* [Entries supplied]:
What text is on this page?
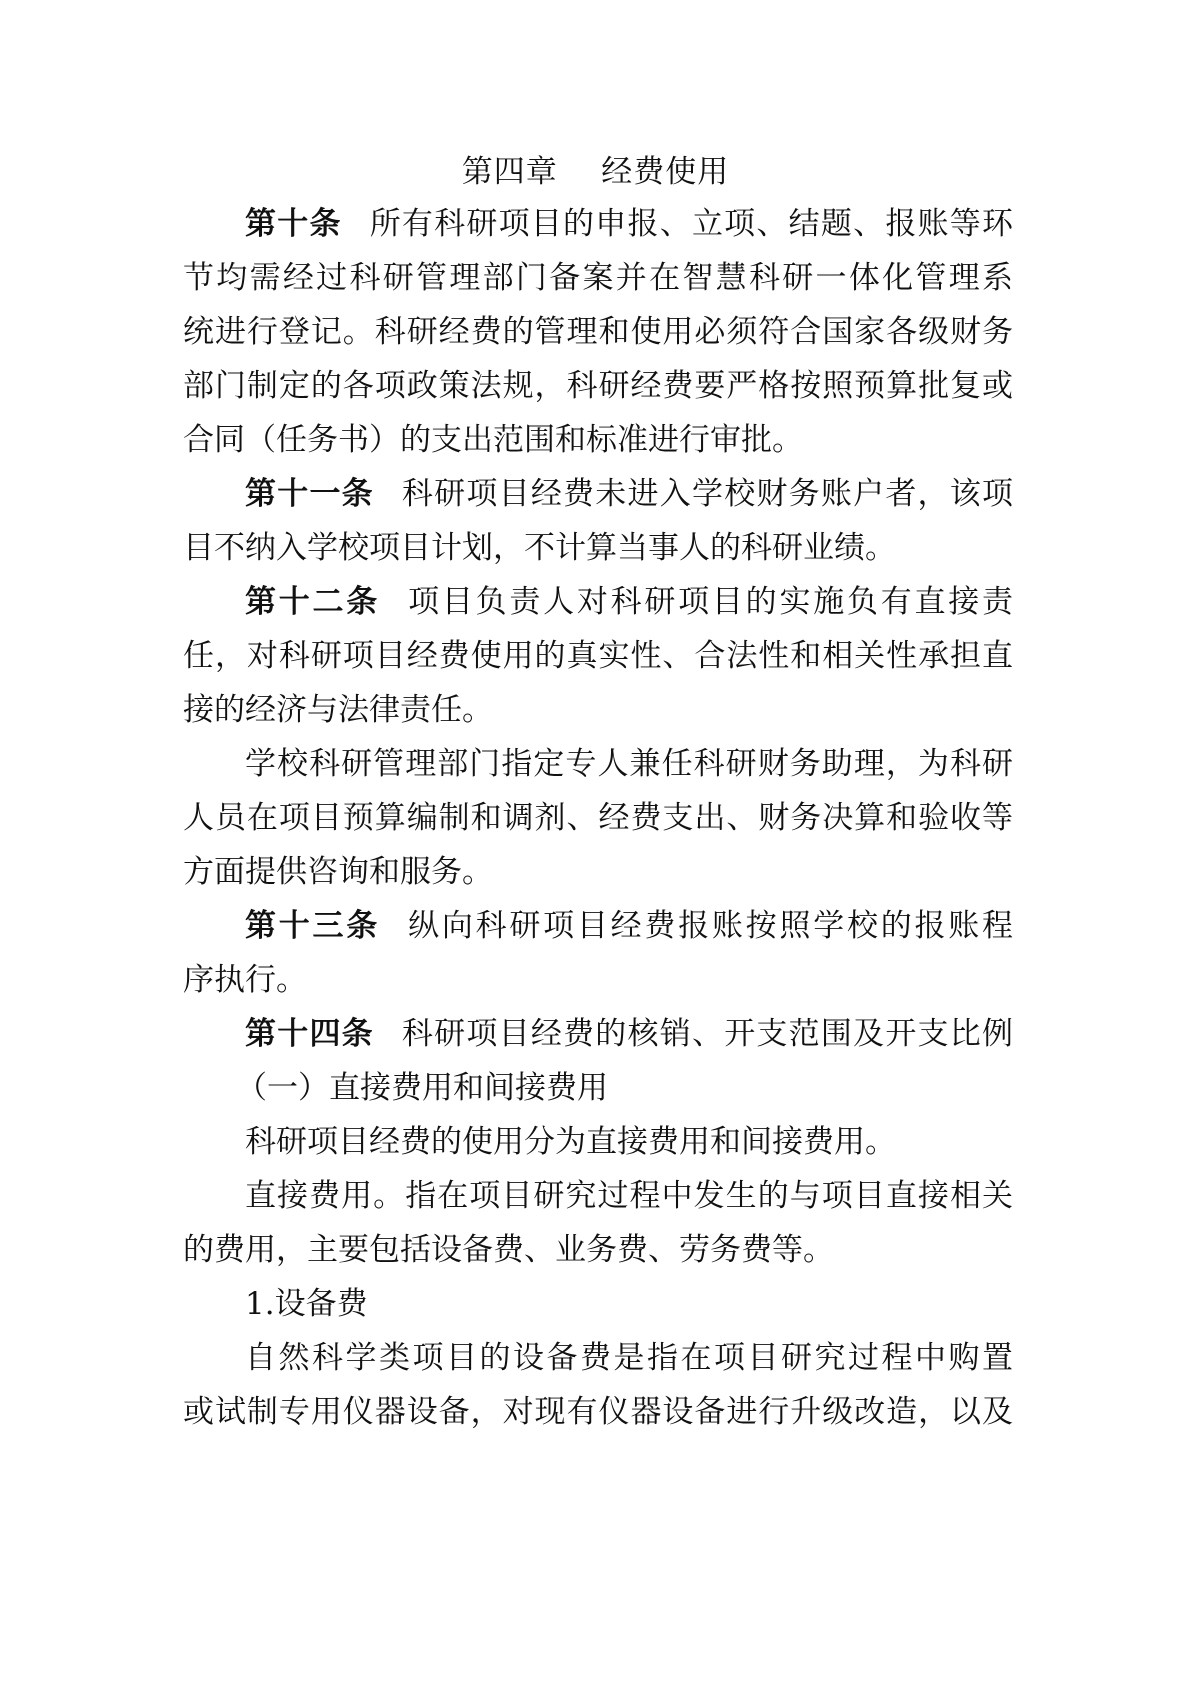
第四章    经费使用
第十条 所有科研项目的申报、立项、结题、报账等环
节均需经过科研管理部门备案并在智慧科研一体化管理系
统进行登记。科研经费的管理和使用必须符合国家各级财务
部门制定的各项政策法规，科研经费要严格按照预算批复或
合同（任务书）的支出范围和标准进行审批。
第十一条 科研项目经费未进入学校财务账户者，该项
目不纳入学校项目计划，不计算当事人的科研业绩。
第十二条 项目负责人对科研项目的实施负有直接责
任，对科研项目经费使用的真实性、合法性和相关性承担直
接的经济与法律责任。
学校科研管理部门指定专人兼任科研财务助理，为科研
人员在项目预算编制和调剂、经费支出、财务决算和验收等
方面提供咨询和服务。
第十三条 纵向科研项目经费报账按照学校的报账程
序执行。
第十四条 科研项目经费的核销、开支范围及开支比例
（一）直接费用和间接费用
科研项目经费的使用分为直接费用和间接费用。
直接费用。指在项目研究过程中发生的与项目直接相关
的费用，主要包括设备费、业务费、劳务费等。
1.设备费
自然科学类项目的设备费是指在项目研究过程中购置
或试制专用仪器设备，对现有仪器设备进行升级改造，以及
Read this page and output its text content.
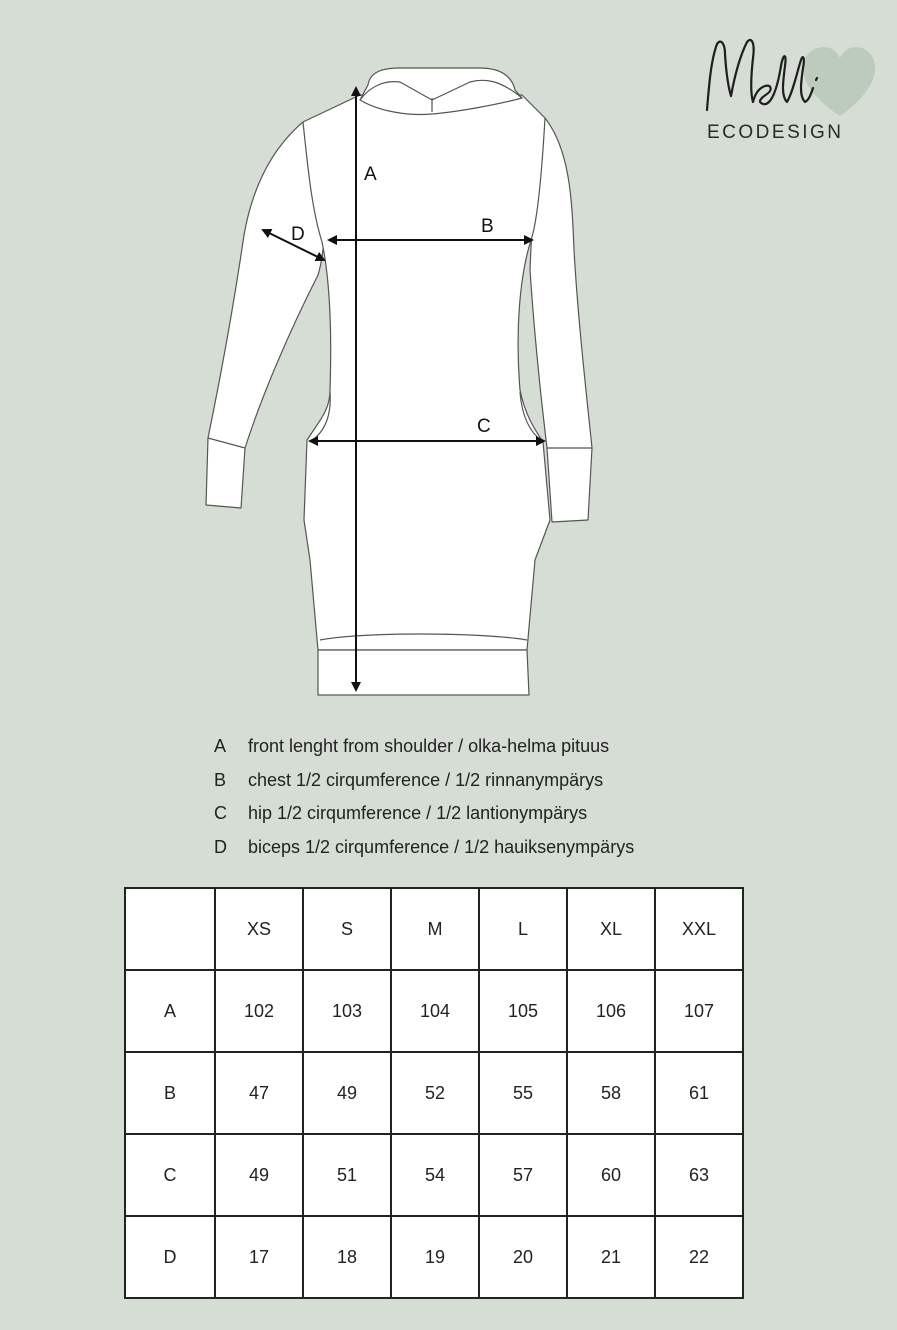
ECODESIGN
A
B
C
D
A	front lenght from shoulder / olka-helma pituus
B	chest 1/2 cirqumference / 1/2 rinnanympärys
C	hip 1/2 cirqumference / 1/2 lantionympärys
D	biceps 1/2 cirqumference / 1/2 hauiksenympärys
	XS	S	M	L	XL	XXL
A	102	103	104	105	106	107
B	47	49	52	55	58	61
C	49	51	54	57	60	63
D	17	18	19	20	21	22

* [Directions for this task]:
Will you set down the records word for word while leaving out every picture?

* [Solution for this exercise]:
What text is on this page?
第四章    经费使用
第十条 所有科研项目的申报、立项、结题、报账等环
节均需经过科研管理部门备案并在智慧科研一体化管理系
统进行登记。科研经费的管理和使用必须符合国家各级财务
部门制定的各项政策法规，科研经费要严格按照预算批复或
合同（任务书）的支出范围和标准进行审批。
第十一条 科研项目经费未进入学校财务账户者，该项
目不纳入学校项目计划，不计算当事人的科研业绩。
第十二条 项目负责人对科研项目的实施负有直接责
任，对科研项目经费使用的真实性、合法性和相关性承担直
接的经济与法律责任。
学校科研管理部门指定专人兼任科研财务助理，为科研
人员在项目预算编制和调剂、经费支出、财务决算和验收等
方面提供咨询和服务。
第十三条 纵向科研项目经费报账按照学校的报账程
序执行。
第十四条 科研项目经费的核销、开支范围及开支比例
（一）直接费用和间接费用
科研项目经费的使用分为直接费用和间接费用。
直接费用。指在项目研究过程中发生的与项目直接相关
的费用，主要包括设备费、业务费、劳务费等。
1.设备费
自然科学类项目的设备费是指在项目研究过程中购置
或试制专用仪器设备，对现有仪器设备进行升级改造，以及
Read this page and output its text content.
ECODESIGN
A
B
C
D
A	front lenght from shoulder / olka-helma pituus
B	chest 1/2 cirqumference / 1/2 rinnanympärys
C	hip 1/2 cirqumference / 1/2 lantionympärys
D	biceps 1/2 cirqumference / 1/2 hauiksenympärys
	XS	S	M	L	XL	XXL
A	102	103	104	105	106	107
B	47	49	52	55	58	61
C	49	51	54	57	60	63
D	17	18	19	20	21	22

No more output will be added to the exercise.